Extracted records:
* * * * * * * * *
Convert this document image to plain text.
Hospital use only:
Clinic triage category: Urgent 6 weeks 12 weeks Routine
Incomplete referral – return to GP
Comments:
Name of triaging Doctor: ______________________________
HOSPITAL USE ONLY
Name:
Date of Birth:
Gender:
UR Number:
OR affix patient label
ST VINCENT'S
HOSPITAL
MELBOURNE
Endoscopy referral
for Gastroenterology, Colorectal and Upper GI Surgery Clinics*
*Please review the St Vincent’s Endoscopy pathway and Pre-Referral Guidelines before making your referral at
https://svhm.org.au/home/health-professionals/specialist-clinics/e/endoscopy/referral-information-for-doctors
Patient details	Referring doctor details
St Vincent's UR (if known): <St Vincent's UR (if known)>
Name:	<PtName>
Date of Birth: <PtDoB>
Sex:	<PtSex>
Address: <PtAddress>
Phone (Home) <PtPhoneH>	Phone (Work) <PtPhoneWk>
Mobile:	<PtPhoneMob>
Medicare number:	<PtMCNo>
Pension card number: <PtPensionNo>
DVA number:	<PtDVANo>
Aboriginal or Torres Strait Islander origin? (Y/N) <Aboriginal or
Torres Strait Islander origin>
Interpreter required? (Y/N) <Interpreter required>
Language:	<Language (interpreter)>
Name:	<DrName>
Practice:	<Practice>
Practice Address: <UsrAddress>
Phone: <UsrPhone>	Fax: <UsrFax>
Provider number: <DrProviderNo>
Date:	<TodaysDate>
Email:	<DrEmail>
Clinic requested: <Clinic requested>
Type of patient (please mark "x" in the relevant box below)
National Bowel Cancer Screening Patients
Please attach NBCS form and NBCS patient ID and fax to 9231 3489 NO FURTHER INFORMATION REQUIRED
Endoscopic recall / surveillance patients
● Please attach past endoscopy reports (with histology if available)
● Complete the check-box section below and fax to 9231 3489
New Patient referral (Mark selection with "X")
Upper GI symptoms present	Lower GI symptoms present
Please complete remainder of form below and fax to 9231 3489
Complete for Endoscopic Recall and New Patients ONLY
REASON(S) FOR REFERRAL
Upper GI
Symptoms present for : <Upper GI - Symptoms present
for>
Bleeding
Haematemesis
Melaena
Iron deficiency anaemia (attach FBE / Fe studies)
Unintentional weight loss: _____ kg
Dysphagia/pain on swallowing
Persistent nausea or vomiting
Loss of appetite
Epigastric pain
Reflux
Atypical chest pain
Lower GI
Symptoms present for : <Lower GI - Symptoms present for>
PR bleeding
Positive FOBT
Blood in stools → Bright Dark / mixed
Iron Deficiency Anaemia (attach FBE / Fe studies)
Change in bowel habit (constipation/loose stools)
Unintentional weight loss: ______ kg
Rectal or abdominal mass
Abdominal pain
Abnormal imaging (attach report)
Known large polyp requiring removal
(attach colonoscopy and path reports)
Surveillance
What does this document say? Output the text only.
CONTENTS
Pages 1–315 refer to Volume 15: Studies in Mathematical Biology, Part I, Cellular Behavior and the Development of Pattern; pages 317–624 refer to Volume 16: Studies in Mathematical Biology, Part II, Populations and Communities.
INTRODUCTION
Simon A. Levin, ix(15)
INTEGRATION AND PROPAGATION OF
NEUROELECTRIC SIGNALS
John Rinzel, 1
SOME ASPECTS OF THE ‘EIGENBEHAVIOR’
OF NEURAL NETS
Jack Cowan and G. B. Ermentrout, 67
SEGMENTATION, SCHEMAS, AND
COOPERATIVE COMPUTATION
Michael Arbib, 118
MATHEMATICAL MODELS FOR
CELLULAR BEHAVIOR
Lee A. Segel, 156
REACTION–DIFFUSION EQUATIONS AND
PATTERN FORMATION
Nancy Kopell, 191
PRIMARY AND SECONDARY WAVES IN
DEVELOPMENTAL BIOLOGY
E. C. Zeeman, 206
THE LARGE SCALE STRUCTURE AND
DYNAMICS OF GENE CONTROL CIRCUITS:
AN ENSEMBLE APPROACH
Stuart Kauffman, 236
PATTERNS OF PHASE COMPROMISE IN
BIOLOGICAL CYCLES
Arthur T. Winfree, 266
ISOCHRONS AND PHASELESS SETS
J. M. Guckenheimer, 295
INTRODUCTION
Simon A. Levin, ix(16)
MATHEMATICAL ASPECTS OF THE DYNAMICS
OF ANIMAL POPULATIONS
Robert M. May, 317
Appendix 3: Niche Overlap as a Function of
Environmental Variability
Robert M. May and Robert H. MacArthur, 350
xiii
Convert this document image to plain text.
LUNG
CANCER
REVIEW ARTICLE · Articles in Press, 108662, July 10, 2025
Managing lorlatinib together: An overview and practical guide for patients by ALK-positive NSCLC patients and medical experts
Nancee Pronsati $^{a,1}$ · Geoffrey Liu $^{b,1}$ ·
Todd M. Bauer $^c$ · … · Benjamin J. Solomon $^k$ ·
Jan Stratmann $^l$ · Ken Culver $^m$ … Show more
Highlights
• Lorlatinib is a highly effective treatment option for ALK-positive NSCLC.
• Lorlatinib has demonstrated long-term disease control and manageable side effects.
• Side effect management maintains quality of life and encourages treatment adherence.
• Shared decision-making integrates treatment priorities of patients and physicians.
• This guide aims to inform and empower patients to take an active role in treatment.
* * * * * * * * *
• WHAT NEEDS TO BE DONE:
Across the data shown above, how many lines carry the string "Endoscopic"? Reply with the figure by itself.

• RESPONSE TO THE EXERCISE:
2